(Items from a dataset)
________

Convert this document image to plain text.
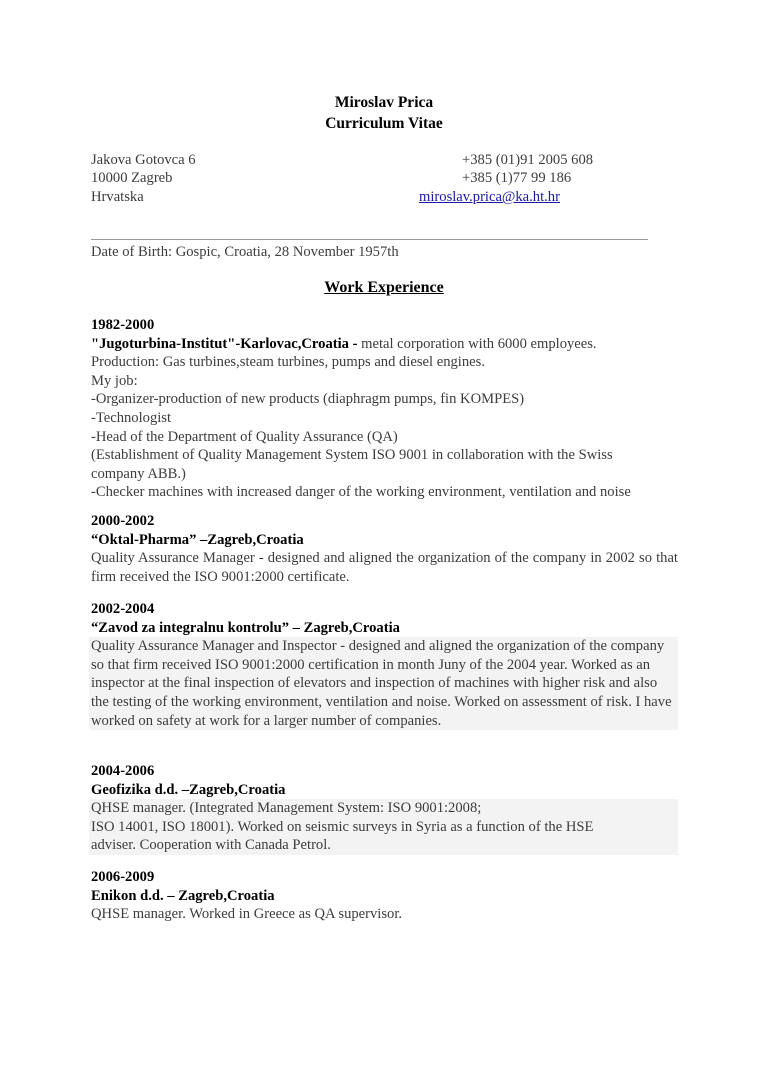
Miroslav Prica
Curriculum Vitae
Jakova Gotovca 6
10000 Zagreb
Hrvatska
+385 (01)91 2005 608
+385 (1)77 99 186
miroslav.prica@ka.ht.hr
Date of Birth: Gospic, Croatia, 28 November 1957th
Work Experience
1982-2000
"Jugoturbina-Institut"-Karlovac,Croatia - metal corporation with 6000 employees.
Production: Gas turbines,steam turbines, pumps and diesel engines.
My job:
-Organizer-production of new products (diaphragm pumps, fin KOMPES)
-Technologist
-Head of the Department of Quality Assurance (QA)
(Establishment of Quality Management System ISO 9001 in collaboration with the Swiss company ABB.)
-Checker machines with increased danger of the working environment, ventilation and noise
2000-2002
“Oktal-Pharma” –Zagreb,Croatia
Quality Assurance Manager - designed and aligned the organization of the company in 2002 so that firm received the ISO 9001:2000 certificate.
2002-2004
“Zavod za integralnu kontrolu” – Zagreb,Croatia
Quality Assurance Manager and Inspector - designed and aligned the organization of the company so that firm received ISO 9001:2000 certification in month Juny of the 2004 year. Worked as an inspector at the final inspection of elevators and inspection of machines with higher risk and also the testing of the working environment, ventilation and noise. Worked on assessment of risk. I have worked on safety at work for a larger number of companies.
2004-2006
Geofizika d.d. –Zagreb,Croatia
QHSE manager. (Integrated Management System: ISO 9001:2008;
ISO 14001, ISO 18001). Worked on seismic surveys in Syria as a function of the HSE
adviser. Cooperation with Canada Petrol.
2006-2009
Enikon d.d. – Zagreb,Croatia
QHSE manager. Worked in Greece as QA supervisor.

________

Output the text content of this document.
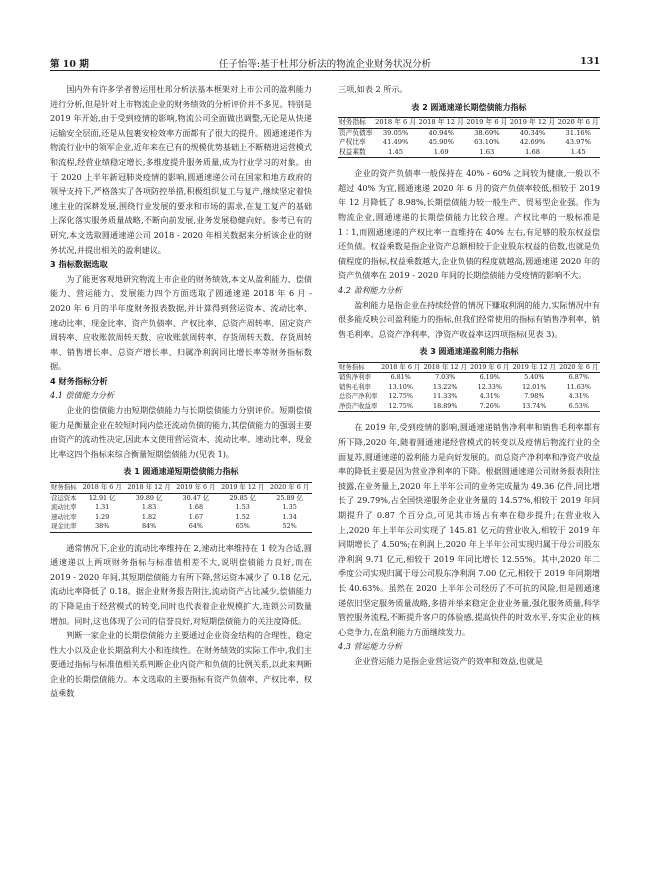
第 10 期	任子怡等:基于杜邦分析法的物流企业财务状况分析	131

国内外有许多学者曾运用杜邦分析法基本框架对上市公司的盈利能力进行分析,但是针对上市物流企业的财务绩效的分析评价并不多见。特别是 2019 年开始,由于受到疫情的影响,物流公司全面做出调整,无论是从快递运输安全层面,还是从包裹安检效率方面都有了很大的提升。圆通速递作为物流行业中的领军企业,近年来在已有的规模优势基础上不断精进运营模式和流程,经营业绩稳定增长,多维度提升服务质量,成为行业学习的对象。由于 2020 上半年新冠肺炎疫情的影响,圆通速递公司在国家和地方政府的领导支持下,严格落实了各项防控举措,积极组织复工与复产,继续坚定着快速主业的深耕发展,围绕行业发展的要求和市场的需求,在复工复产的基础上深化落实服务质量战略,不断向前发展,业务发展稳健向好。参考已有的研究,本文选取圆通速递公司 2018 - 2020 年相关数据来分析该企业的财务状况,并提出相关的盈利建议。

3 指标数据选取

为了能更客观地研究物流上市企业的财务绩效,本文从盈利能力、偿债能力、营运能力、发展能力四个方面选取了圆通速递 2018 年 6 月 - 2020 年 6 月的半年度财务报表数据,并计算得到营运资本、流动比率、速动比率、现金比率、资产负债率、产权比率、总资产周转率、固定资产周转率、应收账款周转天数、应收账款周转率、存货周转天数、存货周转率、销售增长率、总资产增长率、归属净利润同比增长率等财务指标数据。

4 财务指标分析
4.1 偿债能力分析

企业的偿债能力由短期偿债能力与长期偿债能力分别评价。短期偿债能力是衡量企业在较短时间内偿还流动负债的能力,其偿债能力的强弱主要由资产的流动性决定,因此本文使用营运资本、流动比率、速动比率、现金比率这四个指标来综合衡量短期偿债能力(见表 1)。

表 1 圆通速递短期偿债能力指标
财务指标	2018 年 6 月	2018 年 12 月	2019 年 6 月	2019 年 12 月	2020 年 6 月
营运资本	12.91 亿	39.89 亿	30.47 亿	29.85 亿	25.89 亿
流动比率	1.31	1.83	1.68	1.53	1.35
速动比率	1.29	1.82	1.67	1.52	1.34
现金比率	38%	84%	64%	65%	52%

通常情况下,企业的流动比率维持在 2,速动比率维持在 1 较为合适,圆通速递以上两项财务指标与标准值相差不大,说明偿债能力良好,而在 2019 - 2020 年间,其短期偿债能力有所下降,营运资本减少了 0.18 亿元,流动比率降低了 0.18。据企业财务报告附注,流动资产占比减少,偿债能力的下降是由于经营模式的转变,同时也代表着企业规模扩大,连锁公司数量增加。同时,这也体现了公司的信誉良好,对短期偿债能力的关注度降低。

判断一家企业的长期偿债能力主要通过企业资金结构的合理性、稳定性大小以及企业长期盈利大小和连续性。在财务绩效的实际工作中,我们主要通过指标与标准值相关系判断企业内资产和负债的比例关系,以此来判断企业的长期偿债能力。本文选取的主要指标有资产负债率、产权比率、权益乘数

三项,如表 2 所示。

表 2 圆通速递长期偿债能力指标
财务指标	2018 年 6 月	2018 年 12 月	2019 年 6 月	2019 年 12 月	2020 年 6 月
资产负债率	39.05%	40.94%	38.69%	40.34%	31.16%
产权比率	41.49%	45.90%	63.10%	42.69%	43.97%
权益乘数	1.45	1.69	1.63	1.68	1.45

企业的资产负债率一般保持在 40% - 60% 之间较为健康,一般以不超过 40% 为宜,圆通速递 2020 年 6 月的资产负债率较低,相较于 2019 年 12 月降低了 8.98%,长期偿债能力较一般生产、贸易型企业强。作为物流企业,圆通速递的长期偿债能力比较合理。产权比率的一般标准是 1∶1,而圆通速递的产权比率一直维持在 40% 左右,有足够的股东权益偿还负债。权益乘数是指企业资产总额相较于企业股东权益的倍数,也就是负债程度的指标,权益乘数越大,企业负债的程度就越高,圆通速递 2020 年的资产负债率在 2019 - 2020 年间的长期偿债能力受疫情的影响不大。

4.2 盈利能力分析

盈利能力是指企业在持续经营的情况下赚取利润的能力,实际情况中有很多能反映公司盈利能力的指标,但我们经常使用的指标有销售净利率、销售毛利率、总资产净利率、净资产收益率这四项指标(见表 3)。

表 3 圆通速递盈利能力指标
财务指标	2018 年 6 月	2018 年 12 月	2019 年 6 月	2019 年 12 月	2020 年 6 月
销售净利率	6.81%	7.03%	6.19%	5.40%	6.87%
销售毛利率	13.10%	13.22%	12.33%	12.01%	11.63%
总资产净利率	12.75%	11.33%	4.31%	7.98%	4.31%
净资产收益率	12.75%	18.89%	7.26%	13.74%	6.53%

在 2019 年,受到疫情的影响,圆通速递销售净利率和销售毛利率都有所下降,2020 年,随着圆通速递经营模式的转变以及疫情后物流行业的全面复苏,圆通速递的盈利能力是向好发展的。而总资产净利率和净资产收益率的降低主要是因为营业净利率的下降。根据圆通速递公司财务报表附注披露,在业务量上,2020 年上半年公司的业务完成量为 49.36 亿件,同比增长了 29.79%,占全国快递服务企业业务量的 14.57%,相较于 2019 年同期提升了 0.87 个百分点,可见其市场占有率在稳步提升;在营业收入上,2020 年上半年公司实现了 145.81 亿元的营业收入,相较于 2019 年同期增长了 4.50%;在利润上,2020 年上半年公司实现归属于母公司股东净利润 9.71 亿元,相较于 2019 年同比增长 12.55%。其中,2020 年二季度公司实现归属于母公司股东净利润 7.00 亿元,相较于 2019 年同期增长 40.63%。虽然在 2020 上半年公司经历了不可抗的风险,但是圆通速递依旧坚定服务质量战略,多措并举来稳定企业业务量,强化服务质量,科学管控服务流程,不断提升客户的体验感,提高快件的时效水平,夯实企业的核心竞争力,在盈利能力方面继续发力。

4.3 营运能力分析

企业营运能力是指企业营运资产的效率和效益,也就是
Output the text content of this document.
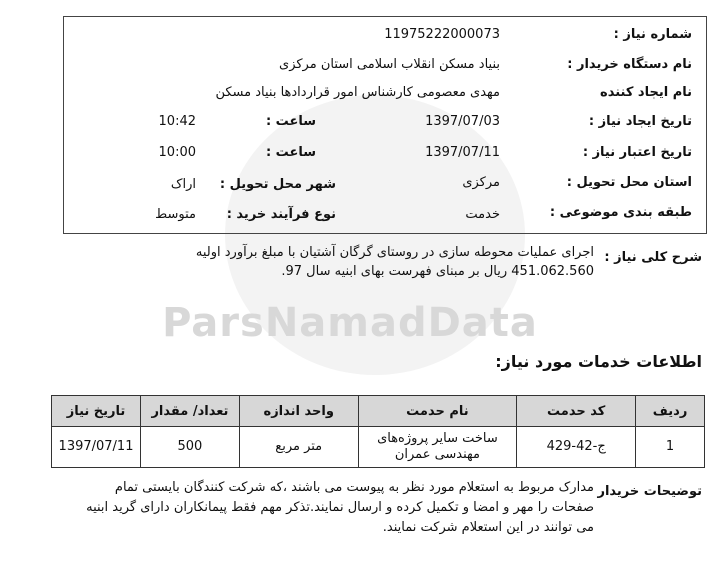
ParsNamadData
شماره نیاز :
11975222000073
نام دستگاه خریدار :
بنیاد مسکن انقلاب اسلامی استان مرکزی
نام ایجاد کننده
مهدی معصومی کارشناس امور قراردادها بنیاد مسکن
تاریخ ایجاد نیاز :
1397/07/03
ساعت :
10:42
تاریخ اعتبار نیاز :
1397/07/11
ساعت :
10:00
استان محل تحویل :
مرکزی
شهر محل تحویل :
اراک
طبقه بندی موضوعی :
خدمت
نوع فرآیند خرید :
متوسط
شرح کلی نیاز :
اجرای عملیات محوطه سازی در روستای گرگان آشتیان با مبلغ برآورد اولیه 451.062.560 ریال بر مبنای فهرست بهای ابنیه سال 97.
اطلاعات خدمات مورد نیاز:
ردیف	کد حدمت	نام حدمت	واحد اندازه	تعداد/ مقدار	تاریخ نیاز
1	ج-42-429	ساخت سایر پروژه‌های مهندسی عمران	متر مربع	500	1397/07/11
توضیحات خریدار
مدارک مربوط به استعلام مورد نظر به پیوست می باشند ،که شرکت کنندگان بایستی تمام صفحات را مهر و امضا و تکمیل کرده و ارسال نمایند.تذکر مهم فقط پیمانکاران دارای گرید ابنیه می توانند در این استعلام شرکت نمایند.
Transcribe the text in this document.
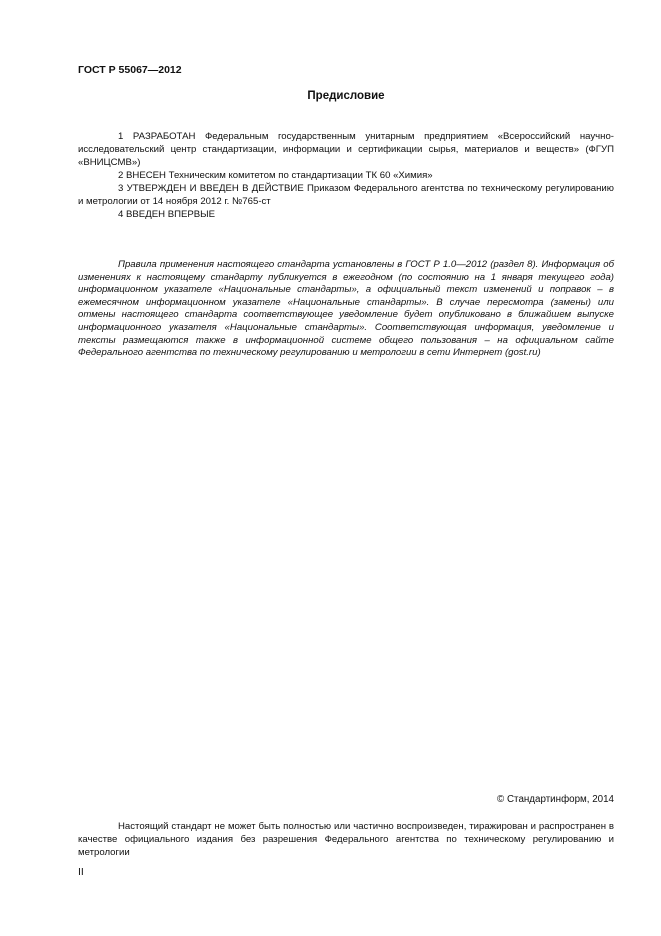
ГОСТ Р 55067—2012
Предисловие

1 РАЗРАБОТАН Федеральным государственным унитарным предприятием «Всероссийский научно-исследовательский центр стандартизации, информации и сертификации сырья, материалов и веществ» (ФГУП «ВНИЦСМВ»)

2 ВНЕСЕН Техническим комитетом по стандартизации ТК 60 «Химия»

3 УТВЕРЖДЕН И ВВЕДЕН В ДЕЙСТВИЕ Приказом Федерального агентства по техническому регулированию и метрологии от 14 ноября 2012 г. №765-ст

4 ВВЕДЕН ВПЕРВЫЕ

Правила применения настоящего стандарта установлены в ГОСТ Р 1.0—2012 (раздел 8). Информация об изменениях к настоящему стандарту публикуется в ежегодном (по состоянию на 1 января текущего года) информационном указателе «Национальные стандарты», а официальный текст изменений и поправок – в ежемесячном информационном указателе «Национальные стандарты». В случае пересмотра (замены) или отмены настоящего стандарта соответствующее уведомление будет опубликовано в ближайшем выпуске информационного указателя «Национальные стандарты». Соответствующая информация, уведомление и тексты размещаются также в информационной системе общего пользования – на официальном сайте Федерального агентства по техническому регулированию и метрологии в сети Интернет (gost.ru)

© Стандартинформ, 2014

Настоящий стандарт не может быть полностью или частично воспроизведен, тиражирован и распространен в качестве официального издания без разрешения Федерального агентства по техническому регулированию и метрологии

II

________

> **Exercise**: Count how many lines include the string "firm". Nothing but the number is needed.

> **Response**: 2